Records to process:
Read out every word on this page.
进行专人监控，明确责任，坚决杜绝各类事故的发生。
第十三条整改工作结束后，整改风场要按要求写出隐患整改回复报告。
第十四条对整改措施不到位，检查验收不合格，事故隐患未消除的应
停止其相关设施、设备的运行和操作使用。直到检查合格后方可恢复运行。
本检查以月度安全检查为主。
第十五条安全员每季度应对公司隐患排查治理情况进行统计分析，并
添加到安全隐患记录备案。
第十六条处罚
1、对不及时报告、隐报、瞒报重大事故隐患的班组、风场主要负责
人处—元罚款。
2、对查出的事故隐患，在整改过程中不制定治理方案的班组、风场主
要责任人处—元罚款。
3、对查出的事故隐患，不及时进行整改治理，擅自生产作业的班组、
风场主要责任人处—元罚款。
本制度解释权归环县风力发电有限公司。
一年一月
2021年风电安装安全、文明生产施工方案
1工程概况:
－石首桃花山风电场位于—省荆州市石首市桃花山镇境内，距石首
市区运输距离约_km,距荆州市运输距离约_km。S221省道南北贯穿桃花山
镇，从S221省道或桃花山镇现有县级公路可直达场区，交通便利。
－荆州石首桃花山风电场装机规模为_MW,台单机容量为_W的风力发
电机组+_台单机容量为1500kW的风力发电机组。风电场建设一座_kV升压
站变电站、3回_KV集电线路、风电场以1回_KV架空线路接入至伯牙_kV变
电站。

...

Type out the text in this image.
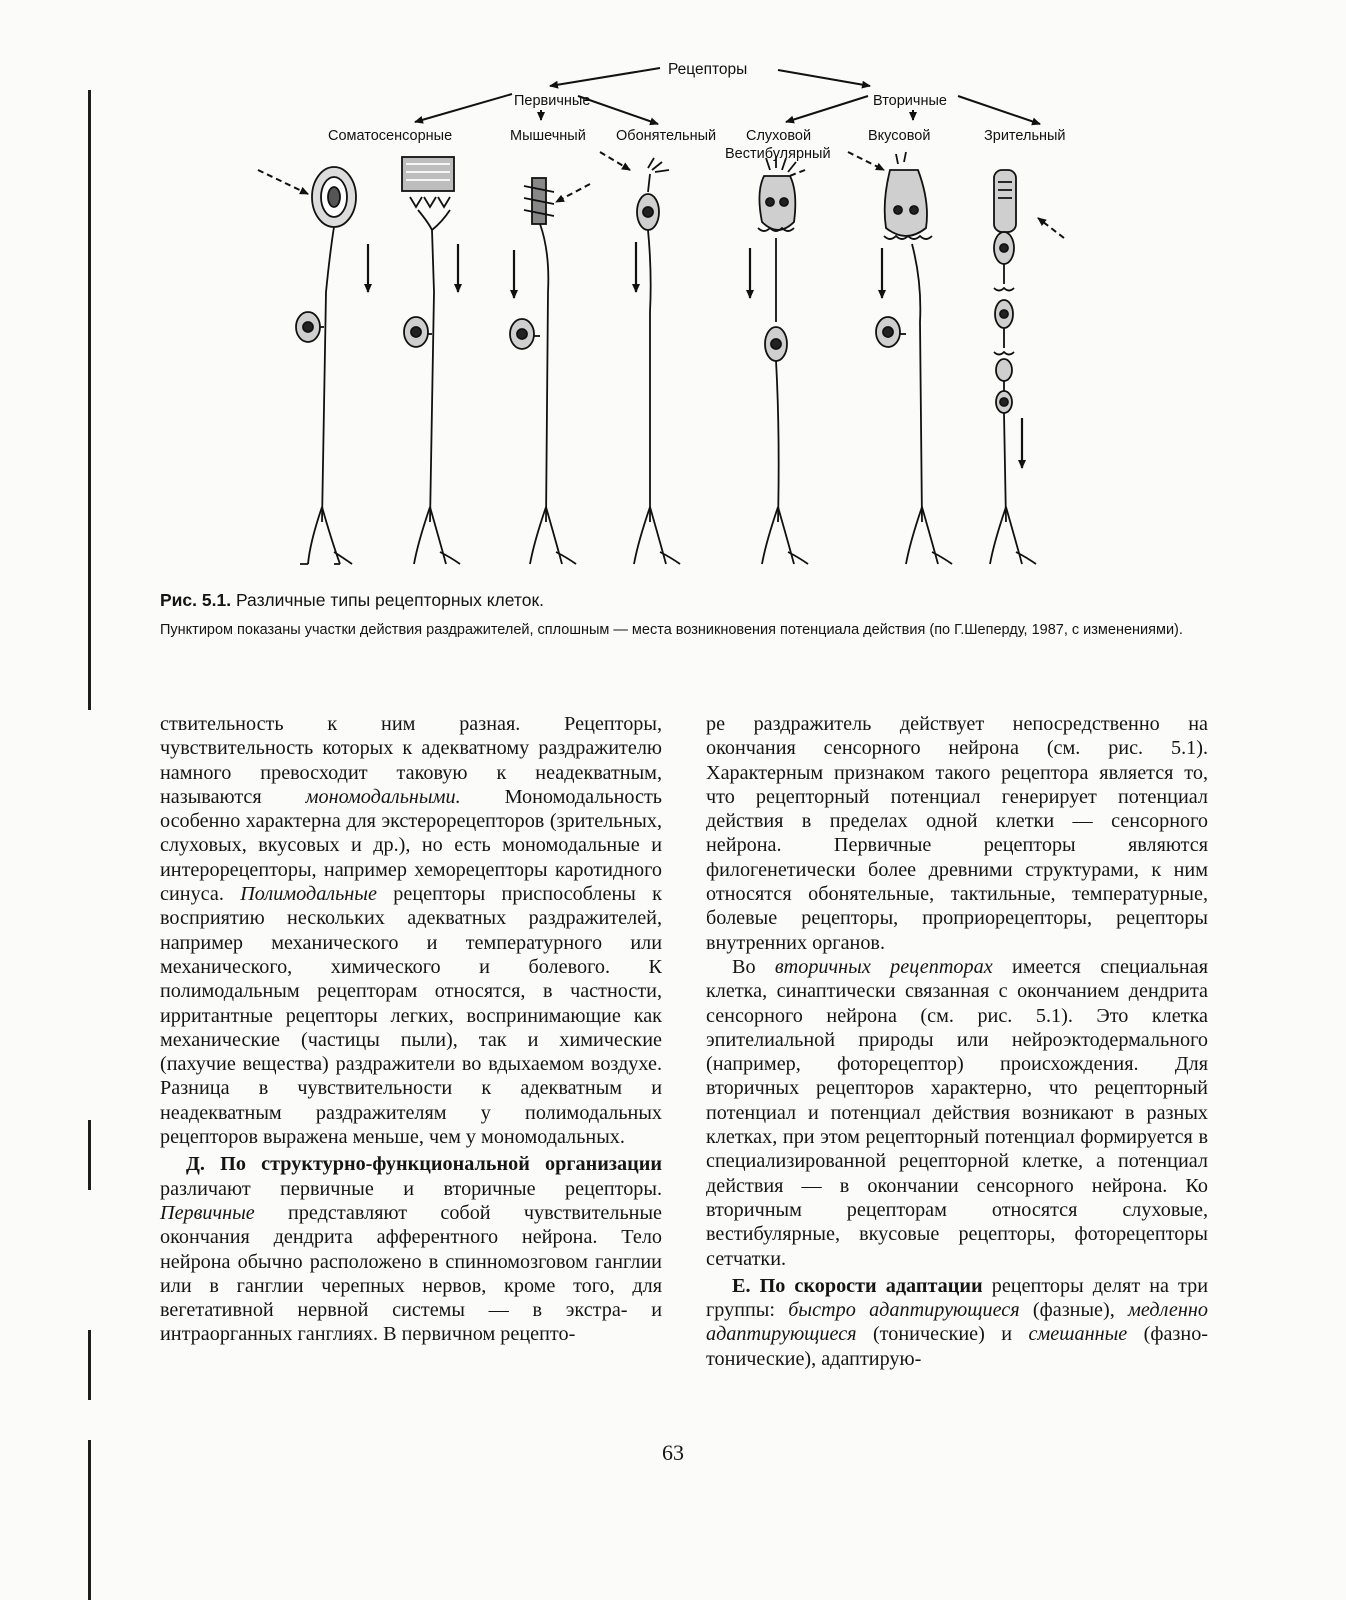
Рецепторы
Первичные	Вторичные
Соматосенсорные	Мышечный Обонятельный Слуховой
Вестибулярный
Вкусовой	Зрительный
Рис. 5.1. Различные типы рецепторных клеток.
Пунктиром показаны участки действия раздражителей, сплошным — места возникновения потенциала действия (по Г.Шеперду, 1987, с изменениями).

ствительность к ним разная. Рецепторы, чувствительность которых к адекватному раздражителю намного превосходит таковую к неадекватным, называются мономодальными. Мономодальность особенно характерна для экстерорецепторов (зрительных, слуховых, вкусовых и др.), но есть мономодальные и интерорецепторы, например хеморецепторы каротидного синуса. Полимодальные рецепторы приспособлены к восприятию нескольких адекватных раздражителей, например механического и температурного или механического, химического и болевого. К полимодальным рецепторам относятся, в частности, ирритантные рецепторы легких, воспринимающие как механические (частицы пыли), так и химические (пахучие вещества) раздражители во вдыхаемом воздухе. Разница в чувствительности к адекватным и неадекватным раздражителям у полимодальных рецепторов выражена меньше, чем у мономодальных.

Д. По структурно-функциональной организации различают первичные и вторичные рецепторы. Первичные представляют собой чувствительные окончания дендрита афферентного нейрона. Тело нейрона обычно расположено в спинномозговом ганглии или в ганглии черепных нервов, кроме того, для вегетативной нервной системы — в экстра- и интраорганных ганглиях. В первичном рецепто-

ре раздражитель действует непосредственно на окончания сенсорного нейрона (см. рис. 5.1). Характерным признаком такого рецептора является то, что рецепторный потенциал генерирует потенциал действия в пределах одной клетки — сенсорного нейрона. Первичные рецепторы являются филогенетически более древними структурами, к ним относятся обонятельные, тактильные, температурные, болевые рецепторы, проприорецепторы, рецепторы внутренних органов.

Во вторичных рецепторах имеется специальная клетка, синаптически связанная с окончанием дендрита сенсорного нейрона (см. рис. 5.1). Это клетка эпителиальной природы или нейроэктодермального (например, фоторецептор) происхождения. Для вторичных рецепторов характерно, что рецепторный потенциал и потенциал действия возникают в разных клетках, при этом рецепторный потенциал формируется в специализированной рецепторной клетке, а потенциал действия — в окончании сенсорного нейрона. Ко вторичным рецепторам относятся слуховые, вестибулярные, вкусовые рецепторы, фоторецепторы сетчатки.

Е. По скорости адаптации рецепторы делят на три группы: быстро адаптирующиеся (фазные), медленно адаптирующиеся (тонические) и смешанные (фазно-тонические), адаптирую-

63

---

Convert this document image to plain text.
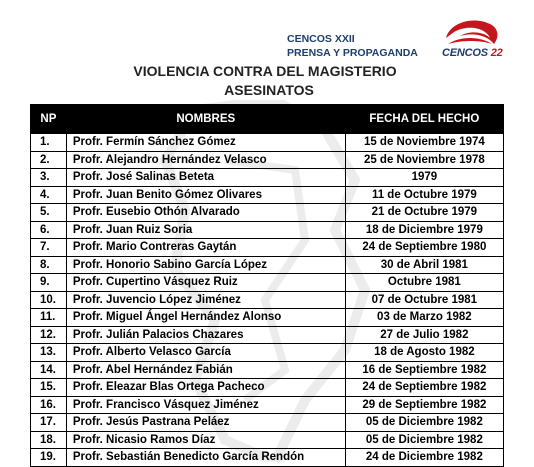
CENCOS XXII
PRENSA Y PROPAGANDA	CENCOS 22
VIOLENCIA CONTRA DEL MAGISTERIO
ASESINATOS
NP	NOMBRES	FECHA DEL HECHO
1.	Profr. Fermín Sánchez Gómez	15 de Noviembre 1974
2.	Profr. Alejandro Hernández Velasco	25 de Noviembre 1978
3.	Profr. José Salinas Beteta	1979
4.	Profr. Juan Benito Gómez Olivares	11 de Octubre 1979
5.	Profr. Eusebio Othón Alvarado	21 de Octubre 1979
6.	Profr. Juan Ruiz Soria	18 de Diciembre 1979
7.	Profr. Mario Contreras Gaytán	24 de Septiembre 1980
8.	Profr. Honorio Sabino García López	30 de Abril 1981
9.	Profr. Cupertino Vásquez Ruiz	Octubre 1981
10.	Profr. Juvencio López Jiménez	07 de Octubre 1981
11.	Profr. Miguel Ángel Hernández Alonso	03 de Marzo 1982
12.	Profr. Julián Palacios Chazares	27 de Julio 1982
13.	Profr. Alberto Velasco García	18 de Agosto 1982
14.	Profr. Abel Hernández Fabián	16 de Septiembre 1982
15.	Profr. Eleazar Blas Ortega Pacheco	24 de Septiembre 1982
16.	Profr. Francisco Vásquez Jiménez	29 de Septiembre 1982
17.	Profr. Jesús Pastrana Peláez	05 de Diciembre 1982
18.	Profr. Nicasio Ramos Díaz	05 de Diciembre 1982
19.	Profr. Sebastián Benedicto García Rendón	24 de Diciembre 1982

Exercise requirements:
Show each line of the data that contains the string "Juan".

Correct answer:
4.	Profr. Juan Benito Gómez Olivares	11 de Octubre 1979
6.	Profr. Juan Ruiz Soria	18 de Diciembre 1979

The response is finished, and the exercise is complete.